Work to do>
a – According to the Small Steps article, what condition does Armpit's neighbor Ginny McDonald have?
b – Write a continuation of the Small Steps article, starting after its last sentence.

Small Steps (novel)

Small Steps

US first edition cover
Author Louis Sachar
Cover artist Amy Guip
Country United States
Language English
Series Holes
Genre Young adult novel
Publisher Delacorte Press (US)
Bloomsbury (UK)
Doubleday Canada (CAN)
Publication date
January 10, 2006
Pages 257

Small Steps is a 2006 novel for young adults by Louis Sachar, first published by Delacorte Books (Dell). It is the sequel to Holes, although the main character of Holes, Stanley Yelnats, is only briefly and indirectly mentioned.

Plot

Three years after his release from Camp Green Lake, Theodore "Armpit" Johnson is living in Austin, Texas trying to build a stable lifestyle by digging deep holes and caring for his neighbor Ginny McDonald, a ten-year-old girl with cerebral palsy. While working at the mayor's home, he is approached by Rex "X-Ray" Washburn, one of his friends from Camp Green Lake, who wants Armpit to loan him money for a ticket scalping scheme for an upcoming concert by teen pop star Kaira DeLeon. Armpit agrees, and at first the scheme seems to go as planned.

He asks X-Ray to give him the last two tickets to the concert, so he can take Tatiana, the girl he admires in his summer class, on a date. At first X-Ray is unwilling because he already has a buyer for the tickets, but eventually he agrees to give them to Armpit.

Later, Tatiana says she would be unable to come to the concert, so Armpit decides to take Ginny instead. When the remaining tickets are discovered to be counterfeit, Armpit is beaten and handcuffed by the police while Ginny has a seizure. Luckily, the mayor of the city—who remembers Armpit from the landscaping work he did for her—intervenes; and singer Kaira DeLeon, upon discovering the situation, invites Armpit and Ginny to watch her from backstage. After the concert, they join her to share ice cream.

Information provided>

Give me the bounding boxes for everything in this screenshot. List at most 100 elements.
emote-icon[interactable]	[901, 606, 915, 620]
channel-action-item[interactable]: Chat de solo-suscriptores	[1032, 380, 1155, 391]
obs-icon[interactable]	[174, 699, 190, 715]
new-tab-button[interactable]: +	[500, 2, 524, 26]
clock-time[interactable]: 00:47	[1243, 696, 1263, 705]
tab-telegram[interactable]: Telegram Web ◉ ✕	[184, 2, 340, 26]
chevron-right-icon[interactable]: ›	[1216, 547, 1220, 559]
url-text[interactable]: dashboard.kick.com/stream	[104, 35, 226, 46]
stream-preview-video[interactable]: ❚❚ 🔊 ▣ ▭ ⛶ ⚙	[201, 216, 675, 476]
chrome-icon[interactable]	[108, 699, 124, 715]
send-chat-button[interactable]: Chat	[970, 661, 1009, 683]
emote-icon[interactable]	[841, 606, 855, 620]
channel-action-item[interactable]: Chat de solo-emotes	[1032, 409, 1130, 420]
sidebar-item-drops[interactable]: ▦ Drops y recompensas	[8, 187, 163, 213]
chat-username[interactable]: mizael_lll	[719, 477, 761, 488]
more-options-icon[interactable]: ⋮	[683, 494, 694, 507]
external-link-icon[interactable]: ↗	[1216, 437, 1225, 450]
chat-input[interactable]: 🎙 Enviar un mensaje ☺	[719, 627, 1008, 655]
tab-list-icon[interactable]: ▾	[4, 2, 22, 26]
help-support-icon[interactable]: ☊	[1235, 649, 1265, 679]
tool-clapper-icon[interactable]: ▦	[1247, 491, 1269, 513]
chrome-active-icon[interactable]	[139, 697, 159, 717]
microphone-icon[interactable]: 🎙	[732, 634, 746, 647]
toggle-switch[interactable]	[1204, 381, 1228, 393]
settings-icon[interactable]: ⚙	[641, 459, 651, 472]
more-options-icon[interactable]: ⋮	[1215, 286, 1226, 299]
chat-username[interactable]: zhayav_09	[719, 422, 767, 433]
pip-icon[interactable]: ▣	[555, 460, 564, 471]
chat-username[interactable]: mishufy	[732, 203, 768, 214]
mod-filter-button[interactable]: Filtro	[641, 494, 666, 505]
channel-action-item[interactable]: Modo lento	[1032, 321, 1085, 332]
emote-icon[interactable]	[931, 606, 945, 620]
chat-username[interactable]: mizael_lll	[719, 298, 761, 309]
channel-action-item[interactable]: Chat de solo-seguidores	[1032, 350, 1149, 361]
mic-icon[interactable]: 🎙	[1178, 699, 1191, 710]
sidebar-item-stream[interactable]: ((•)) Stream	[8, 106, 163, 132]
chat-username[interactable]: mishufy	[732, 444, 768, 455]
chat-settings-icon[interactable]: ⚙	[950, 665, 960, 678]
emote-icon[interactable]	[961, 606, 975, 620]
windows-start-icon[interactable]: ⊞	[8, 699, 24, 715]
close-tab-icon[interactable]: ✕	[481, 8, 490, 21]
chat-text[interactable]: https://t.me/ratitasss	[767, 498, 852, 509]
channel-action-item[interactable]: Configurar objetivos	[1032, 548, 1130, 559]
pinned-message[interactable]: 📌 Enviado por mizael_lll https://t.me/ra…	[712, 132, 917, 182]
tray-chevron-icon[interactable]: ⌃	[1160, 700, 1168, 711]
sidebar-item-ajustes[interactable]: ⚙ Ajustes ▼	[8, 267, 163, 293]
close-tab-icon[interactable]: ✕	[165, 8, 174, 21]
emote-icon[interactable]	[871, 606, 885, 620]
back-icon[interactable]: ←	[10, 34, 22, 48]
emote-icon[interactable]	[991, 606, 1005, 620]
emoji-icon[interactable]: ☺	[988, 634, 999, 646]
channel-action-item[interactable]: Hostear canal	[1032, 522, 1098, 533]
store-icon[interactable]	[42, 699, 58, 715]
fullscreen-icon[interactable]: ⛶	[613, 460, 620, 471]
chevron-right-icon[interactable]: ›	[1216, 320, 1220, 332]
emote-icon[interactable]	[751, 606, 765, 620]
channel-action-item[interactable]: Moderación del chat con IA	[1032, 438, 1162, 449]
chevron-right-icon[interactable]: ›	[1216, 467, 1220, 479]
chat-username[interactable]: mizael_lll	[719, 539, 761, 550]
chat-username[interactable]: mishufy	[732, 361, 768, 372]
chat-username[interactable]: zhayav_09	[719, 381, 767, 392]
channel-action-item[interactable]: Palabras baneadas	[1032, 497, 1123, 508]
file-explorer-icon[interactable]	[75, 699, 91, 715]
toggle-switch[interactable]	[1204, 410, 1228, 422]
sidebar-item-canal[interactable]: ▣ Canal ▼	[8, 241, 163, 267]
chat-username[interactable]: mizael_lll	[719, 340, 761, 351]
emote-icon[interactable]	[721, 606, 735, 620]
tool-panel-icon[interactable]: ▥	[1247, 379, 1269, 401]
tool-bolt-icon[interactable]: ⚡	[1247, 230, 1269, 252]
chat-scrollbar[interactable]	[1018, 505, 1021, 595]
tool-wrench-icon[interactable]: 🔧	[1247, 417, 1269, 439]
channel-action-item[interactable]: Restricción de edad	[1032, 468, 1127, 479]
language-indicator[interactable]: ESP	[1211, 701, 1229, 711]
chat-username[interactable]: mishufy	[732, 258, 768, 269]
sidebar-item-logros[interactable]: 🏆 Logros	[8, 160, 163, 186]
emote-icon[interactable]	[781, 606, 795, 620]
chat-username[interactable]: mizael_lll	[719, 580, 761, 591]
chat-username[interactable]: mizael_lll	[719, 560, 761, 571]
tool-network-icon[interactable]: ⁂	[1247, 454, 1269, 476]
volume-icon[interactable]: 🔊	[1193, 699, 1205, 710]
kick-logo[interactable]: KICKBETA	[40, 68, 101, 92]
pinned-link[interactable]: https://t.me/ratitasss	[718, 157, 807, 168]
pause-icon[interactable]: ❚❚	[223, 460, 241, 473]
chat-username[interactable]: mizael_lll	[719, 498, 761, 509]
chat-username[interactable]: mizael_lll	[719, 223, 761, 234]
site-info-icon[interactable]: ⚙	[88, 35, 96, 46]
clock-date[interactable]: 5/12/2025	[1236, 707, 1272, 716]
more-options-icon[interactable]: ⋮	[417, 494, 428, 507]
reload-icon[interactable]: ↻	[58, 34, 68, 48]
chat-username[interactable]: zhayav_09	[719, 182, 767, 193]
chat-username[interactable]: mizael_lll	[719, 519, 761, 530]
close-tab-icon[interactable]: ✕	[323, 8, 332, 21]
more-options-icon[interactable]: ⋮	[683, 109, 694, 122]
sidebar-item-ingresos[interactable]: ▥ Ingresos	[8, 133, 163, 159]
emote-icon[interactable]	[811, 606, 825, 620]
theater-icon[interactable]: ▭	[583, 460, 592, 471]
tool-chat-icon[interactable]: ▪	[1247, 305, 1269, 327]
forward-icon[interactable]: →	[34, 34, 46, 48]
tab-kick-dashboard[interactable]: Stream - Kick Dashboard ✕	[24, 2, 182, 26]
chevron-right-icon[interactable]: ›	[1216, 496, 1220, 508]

Results for the exercise>
a – Cerebral palsy.

b –
The next day, X-Ray reveals that he had made the counterfeit tickets, selling the genuine ones to the buyer. He gives Armpit the money gained by selling the missing genuine tickets. After a few days, Armpit receives a love letter from Kaira DeLeon.

Some time afterward, Detective Debbie Newberg of the Austin Police Department questions Armpit about the counterfeit tickets; where upon Armpit invents a culprit to avert suspicion from himself and X-Ray.

Later still, Armpit is invited to San Francisco by Kaira; but is accosted by ticket sellers Felix and Moses, who beat X-Ray and threaten to expose both of them to the police unless Armpit gives them the letter that Kaira sent earlier. Having agreed to do so, Armpit meets Kaira in San Francisco. In a Chinatown coffee shop, he tries to explain the counterfeit tickets and how he has to sell her love letter. He asks her if she will write another love letter, so he can sell it. Kaira believes Armpit is after her money and does not care about her as a person. This results in an argument which ends by Kaira throwing coffee all over Armpit, then storming away.

Meanwhile, Kaira's business manager and stepfather, Jerome "El Genius" Paisley, plots to kill Kaira and frame Armpit for the murder. Jerome is jealous and angry because Kaira plans to fire him when she turns eighteen, in two months. Jerome enters Kaira's room and attacks her with a metal bat. Although she ends up unconscious and seriously hurt, Kaira survives, after Armpit and Fred (her bodyguard) stop Jerome. Jerome goes to jail. Kaira later recovers, though is told she may not be able to sing again. Also, it is discovered that Aileen, Kaira's mother's best friend, had stolen almost all of the money in Kaira's trust account. Aileen is put in jail, but Kaira's money is never recovered, leaving Kaira broke.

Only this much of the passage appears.